▶ **DIRECTION**
Gather up all lines that carry the word "type".
### DATASET EXCERPTS
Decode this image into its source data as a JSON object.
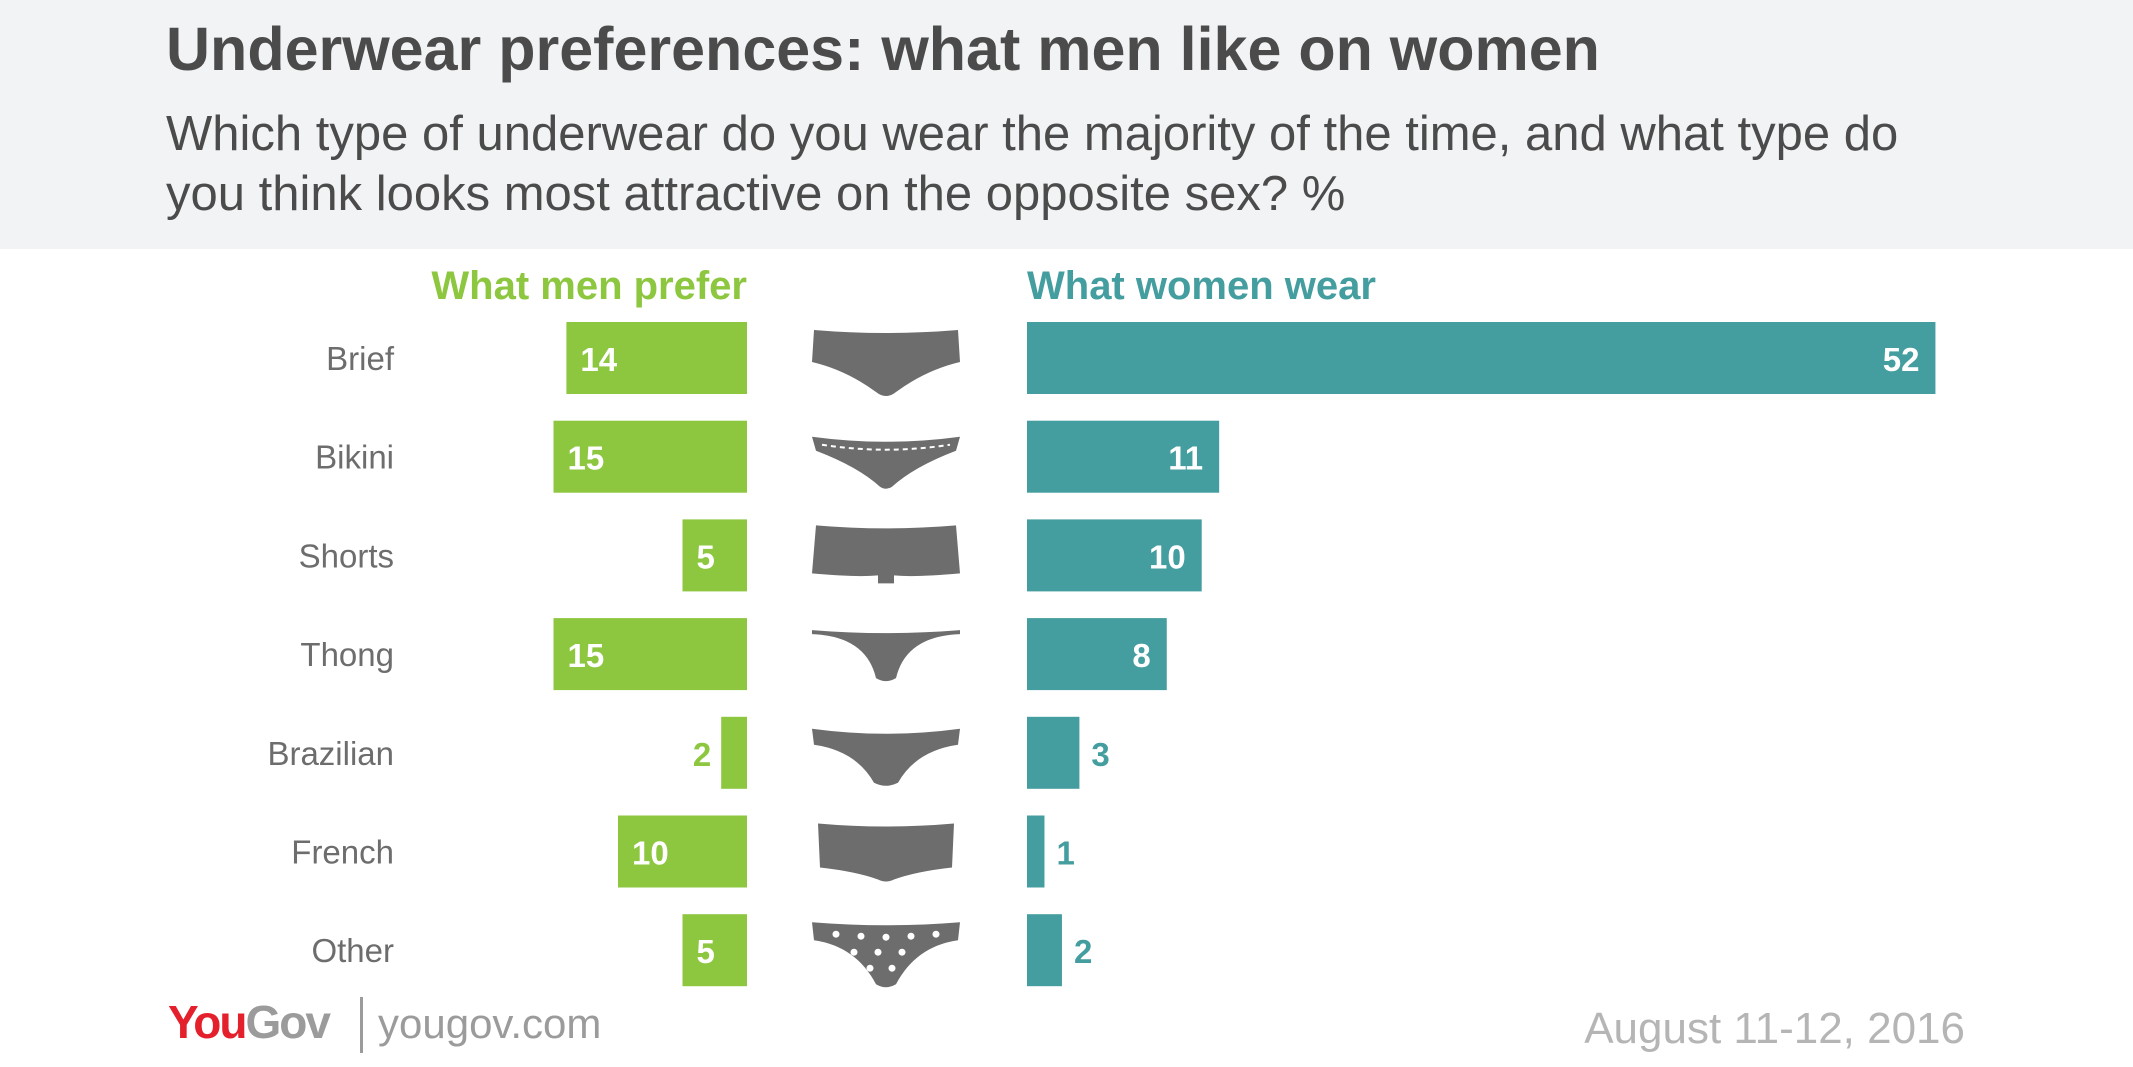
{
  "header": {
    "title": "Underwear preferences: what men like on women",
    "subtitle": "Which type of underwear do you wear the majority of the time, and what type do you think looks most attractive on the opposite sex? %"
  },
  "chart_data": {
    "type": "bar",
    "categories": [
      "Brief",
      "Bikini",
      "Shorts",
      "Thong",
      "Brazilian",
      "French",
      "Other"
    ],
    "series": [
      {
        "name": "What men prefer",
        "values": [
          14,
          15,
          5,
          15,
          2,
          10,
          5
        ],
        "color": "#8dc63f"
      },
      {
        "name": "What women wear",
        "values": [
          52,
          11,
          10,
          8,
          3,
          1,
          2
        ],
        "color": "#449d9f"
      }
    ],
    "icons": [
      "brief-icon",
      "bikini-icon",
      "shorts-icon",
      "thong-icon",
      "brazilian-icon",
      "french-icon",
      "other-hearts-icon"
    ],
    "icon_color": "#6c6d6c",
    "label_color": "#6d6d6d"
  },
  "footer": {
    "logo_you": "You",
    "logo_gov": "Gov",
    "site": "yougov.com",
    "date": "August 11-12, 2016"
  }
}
######
▶ **WRITTEN RESPONSE**
    "subtitle": "Which type of underwear do you wear the majority of the time, and what type do you think looks most attractive on the opposite sex? %"
    "type": "bar",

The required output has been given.